▶ _Aim_
Omit the images, then output each of the records below exactly.
— START OF Material for this task —
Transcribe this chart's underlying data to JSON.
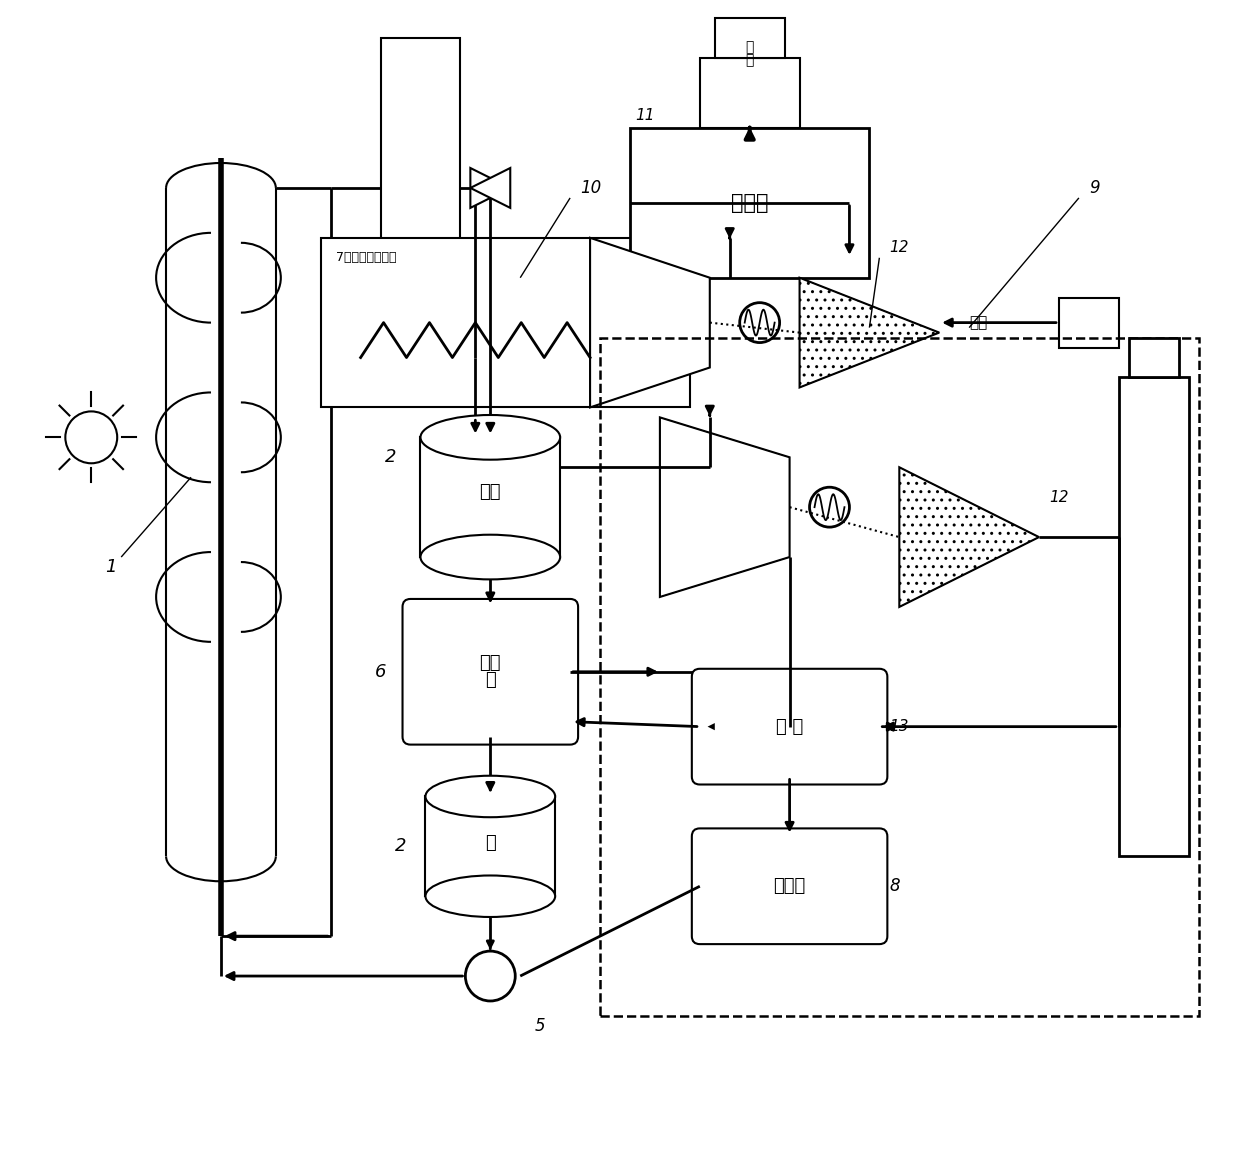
{
  "bg": "#ffffff",
  "lc": "#000000",
  "labels": {
    "fuel_gas": "燃\n气",
    "combustion": "燃烧室",
    "hot_tank": "热罐",
    "cold": "冷",
    "evap": "蒸发\n器",
    "cond": "冷凝器",
    "supp": "补 热",
    "air": "空气",
    "htf_heater": "7传热介质补热器"
  }
}
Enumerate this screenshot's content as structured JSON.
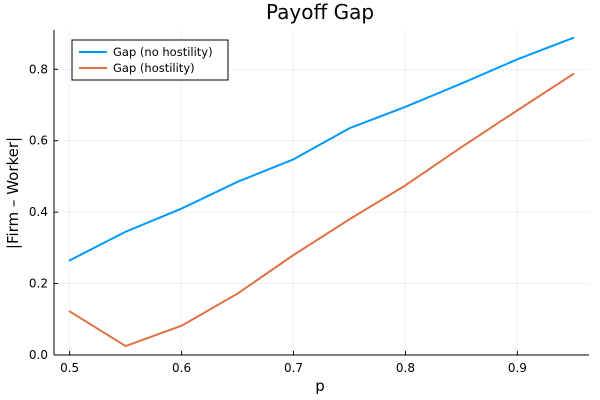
{
  "chart_data": {
    "type": "line",
    "title": "Payoff Gap",
    "xlabel": "p",
    "ylabel": "|Firm – Worker|",
    "x": [
      0.5,
      0.55,
      0.6,
      0.65,
      0.7,
      0.75,
      0.8,
      0.85,
      0.9,
      0.95
    ],
    "xlim": [
      0.486,
      0.964
    ],
    "ylim": [
      0.0,
      0.91
    ],
    "xticks": [
      0.5,
      0.6,
      0.7,
      0.8,
      0.9
    ],
    "xtick_labels": [
      "0.5",
      "0.6",
      "0.7",
      "0.8",
      "0.9"
    ],
    "yticks": [
      0.0,
      0.2,
      0.4,
      0.6,
      0.8
    ],
    "ytick_labels": [
      "0.0",
      "0.2",
      "0.4",
      "0.6",
      "0.8"
    ],
    "grid": true,
    "legend_position": "top-left",
    "series": [
      {
        "name": "Gap (no hostility)",
        "color": "#009AFA",
        "values": [
          0.265,
          0.345,
          0.41,
          0.485,
          0.548,
          0.635,
          0.695,
          0.76,
          0.828,
          0.888
        ]
      },
      {
        "name": "Gap (hostility)",
        "color": "#E26F46",
        "values": [
          0.122,
          0.025,
          0.082,
          0.172,
          0.28,
          0.38,
          0.475,
          0.582,
          0.685,
          0.787
        ]
      }
    ]
  }
}
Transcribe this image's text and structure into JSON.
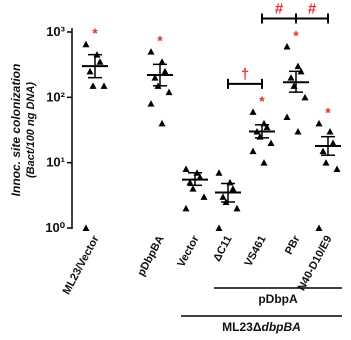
— END OF Material for this task —
▶ _Answer to this problem_
Transcribe this chart's underlying data to JSON.
{
  "bg": "#ffffff",
  "lc": "#000000",
  "labels": {
    "fuel_gas": "燃\n气",
    "combustion": "燃烧室",
    "hot_tank": "热罐",
    "cold": "冷",
    "evap": "蒸发\n器",
    "cond": "冷凝器",
    "supp": "补 热",
    "air": "空气",
    "htf_heater": "7传热介质补热器"
  }
}
Enumerate this screenshot's content as structured JSON.
{
  "chart_data": {
    "type": "line",
    "title": "Payoff Gap",
    "xlabel": "p",
    "ylabel": "|Firm – Worker|",
    "x": [
      0.5,
      0.55,
      0.6,
      0.65,
      0.7,
      0.75,
      0.8,
      0.85,
      0.9,
      0.95
    ],
    "xlim": [
      0.486,
      0.964
    ],
    "ylim": [
      0.0,
      0.91
    ],
    "xticks": [
      0.5,
      0.6,
      0.7,
      0.8,
      0.9
    ],
    "xtick_labels": [
      "0.5",
      "0.6",
      "0.7",
      "0.8",
      "0.9"
    ],
    "yticks": [
      0.0,
      0.2,
      0.4,
      0.6,
      0.8
    ],
    "ytick_labels": [
      "0.0",
      "0.2",
      "0.4",
      "0.6",
      "0.8"
    ],
    "grid": true,
    "legend_position": "top-left",
    "series": [
      {
        "name": "Gap (no hostility)",
        "color": "#009AFA",
        "values": [
          0.265,
          0.345,
          0.41,
          0.485,
          0.548,
          0.635,
          0.695,
          0.76,
          0.828,
          0.888
        ]
      },
      {
        "name": "Gap (hostility)",
        "color": "#E26F46",
        "values": [
          0.122,
          0.025,
          0.082,
          0.172,
          0.28,
          0.38,
          0.475,
          0.582,
          0.685,
          0.787
        ]
      }
    ]
  }
}
Transcribe this image's text and structure into JSON.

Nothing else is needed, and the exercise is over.